Reproduce all the lines below exactly and omit the images.
Start SUPPLIED RECORDS
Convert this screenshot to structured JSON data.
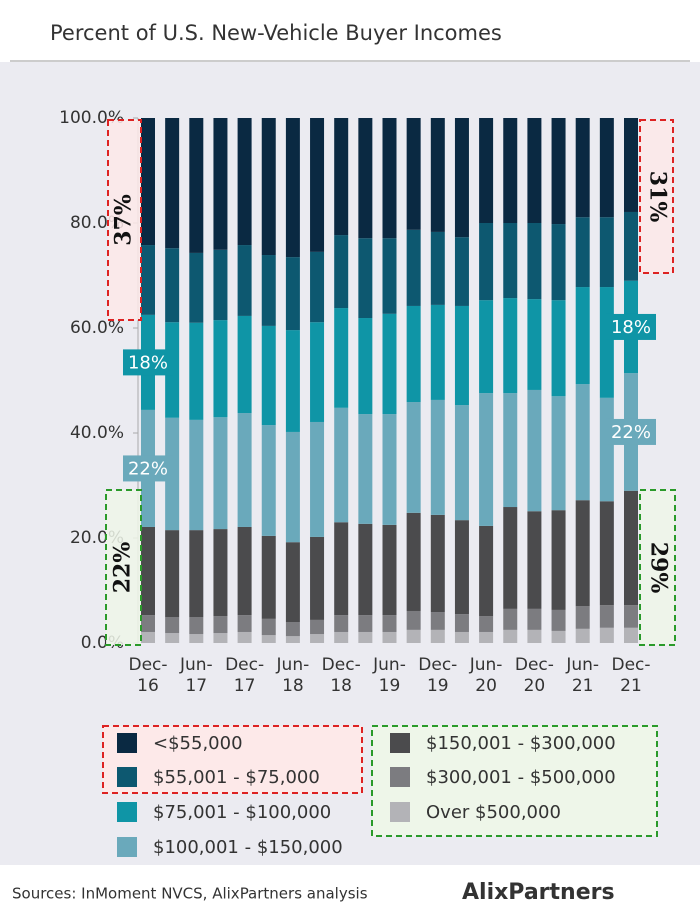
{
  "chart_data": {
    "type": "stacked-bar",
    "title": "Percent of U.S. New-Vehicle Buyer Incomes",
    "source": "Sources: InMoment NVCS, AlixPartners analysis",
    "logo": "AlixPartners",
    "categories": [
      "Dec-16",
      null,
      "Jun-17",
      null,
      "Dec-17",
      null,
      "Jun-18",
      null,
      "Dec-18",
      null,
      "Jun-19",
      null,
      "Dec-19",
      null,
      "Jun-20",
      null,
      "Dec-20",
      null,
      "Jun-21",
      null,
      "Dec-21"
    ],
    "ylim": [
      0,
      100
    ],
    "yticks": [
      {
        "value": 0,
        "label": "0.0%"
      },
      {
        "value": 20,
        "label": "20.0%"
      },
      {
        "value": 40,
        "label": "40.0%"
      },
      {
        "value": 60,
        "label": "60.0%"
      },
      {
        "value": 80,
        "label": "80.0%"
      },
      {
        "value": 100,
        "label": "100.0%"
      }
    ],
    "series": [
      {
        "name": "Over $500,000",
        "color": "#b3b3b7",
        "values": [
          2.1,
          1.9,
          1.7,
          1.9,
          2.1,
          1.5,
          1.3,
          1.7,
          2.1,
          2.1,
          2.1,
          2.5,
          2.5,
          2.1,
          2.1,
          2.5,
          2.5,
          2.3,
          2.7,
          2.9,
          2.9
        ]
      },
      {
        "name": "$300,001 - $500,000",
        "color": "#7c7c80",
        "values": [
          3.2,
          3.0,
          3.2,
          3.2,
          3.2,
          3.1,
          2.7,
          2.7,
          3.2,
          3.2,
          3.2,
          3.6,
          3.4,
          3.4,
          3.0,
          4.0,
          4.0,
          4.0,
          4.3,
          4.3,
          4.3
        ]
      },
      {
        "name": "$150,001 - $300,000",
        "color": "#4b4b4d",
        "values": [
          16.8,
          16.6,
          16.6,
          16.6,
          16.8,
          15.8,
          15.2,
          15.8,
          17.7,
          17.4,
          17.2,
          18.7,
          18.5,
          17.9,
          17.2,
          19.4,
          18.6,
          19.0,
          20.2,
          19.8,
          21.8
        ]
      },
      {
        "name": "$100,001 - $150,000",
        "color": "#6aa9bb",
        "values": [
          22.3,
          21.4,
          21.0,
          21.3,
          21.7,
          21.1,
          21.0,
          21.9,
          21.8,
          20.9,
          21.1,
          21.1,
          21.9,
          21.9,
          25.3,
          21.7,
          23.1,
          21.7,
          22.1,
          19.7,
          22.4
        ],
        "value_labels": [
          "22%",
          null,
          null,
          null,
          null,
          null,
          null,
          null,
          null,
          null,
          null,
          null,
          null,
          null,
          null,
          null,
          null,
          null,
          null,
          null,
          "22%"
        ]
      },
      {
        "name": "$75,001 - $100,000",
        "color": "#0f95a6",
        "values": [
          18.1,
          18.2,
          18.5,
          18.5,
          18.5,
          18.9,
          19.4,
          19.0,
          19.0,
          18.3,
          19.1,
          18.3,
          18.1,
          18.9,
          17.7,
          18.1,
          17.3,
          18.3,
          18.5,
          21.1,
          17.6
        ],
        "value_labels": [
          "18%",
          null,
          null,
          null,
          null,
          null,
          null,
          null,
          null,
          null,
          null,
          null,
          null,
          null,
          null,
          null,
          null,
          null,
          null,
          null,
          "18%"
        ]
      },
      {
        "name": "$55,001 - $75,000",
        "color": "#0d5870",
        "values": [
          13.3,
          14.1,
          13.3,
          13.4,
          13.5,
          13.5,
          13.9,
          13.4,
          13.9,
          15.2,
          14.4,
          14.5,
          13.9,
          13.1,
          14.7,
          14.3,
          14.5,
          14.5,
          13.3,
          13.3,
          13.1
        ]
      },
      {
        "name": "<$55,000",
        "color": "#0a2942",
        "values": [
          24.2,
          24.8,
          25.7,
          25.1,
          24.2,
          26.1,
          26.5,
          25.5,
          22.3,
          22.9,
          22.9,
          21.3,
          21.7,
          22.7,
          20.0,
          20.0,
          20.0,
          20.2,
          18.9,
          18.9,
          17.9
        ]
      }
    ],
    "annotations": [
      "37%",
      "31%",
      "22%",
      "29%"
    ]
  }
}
End SUPPLIED RECORDS
# REPLY TO THE TASK:
Convert this screenshot to structured JSON data.
{
  "chart_data": {
    "type": "stacked-bar",
    "title": "Percent of U.S. New-Vehicle Buyer Incomes",
    "source": "Sources: InMoment NVCS, AlixPartners analysis",
    "logo": "AlixPartners",
    "categories": [
      "Dec-16",
      null,
      "Jun-17",
      null,
      "Dec-17",
      null,
      "Jun-18",
      null,
      "Dec-18",
      null,
      "Jun-19",
      null,
      "Dec-19",
      null,
      "Jun-20",
      null,
      "Dec-20",
      null,
      "Jun-21",
      null,
      "Dec-21"
    ],
    "ylim": [
      0,
      100
    ],
    "yticks": [
      {
        "value": 0,
        "label": "0.0%"
      },
      {
        "value": 20,
        "label": "20.0%"
      },
      {
        "value": 40,
        "label": "40.0%"
      },
      {
        "value": 60,
        "label": "60.0%"
      },
      {
        "value": 80,
        "label": "80.0%"
      },
      {
        "value": 100,
        "label": "100.0%"
      }
    ],
    "series": [
      {
        "name": "Over $500,000",
        "color": "#b3b3b7",
        "values": [
          2.1,
          1.9,
          1.7,
          1.9,
          2.1,
          1.5,
          1.3,
          1.7,
          2.1,
          2.1,
          2.1,
          2.5,
          2.5,
          2.1,
          2.1,
          2.5,
          2.5,
          2.3,
          2.7,
          2.9,
          2.9
        ]
      },
      {
        "name": "$300,001 - $500,000",
        "color": "#7c7c80",
        "values": [
          3.2,
          3.0,
          3.2,
          3.2,
          3.2,
          3.1,
          2.7,
          2.7,
          3.2,
          3.2,
          3.2,
          3.6,
          3.4,
          3.4,
          3.0,
          4.0,
          4.0,
          4.0,
          4.3,
          4.3,
          4.3
        ]
      },
      {
        "name": "$150,001 - $300,000",
        "color": "#4b4b4d",
        "values": [
          16.8,
          16.6,
          16.6,
          16.6,
          16.8,
          15.8,
          15.2,
          15.8,
          17.7,
          17.4,
          17.2,
          18.7,
          18.5,
          17.9,
          17.2,
          19.4,
          18.6,
          19.0,
          20.2,
          19.8,
          21.8
        ]
      },
      {
        "name": "$100,001 - $150,000",
        "color": "#6aa9bb",
        "values": [
          22.3,
          21.4,
          21.0,
          21.3,
          21.7,
          21.1,
          21.0,
          21.9,
          21.8,
          20.9,
          21.1,
          21.1,
          21.9,
          21.9,
          25.3,
          21.7,
          23.1,
          21.7,
          22.1,
          19.7,
          22.4
        ],
        "value_labels": [
          "22%",
          null,
          null,
          null,
          null,
          null,
          null,
          null,
          null,
          null,
          null,
          null,
          null,
          null,
          null,
          null,
          null,
          null,
          null,
          null,
          "22%"
        ]
      },
      {
        "name": "$75,001 - $100,000",
        "color": "#0f95a6",
        "values": [
          18.1,
          18.2,
          18.5,
          18.5,
          18.5,
          18.9,
          19.4,
          19.0,
          19.0,
          18.3,
          19.1,
          18.3,
          18.1,
          18.9,
          17.7,
          18.1,
          17.3,
          18.3,
          18.5,
          21.1,
          17.6
        ],
        "value_labels": [
          "18%",
          null,
          null,
          null,
          null,
          null,
          null,
          null,
          null,
          null,
          null,
          null,
          null,
          null,
          null,
          null,
          null,
          null,
          null,
          null,
          "18%"
        ]
      },
      {
        "name": "$55,001 - $75,000",
        "color": "#0d5870",
        "values": [
          13.3,
          14.1,
          13.3,
          13.4,
          13.5,
          13.5,
          13.9,
          13.4,
          13.9,
          15.2,
          14.4,
          14.5,
          13.9,
          13.1,
          14.7,
          14.3,
          14.5,
          14.5,
          13.3,
          13.3,
          13.1
        ]
      },
      {
        "name": "<$55,000",
        "color": "#0a2942",
        "values": [
          24.2,
          24.8,
          25.7,
          25.1,
          24.2,
          26.1,
          26.5,
          25.5,
          22.3,
          22.9,
          22.9,
          21.3,
          21.7,
          22.7,
          20.0,
          20.0,
          20.0,
          20.2,
          18.9,
          18.9,
          17.9
        ]
      }
    ],
    "annotations": [
      "37%",
      "31%",
      "22%",
      "29%"
    ]
  }
}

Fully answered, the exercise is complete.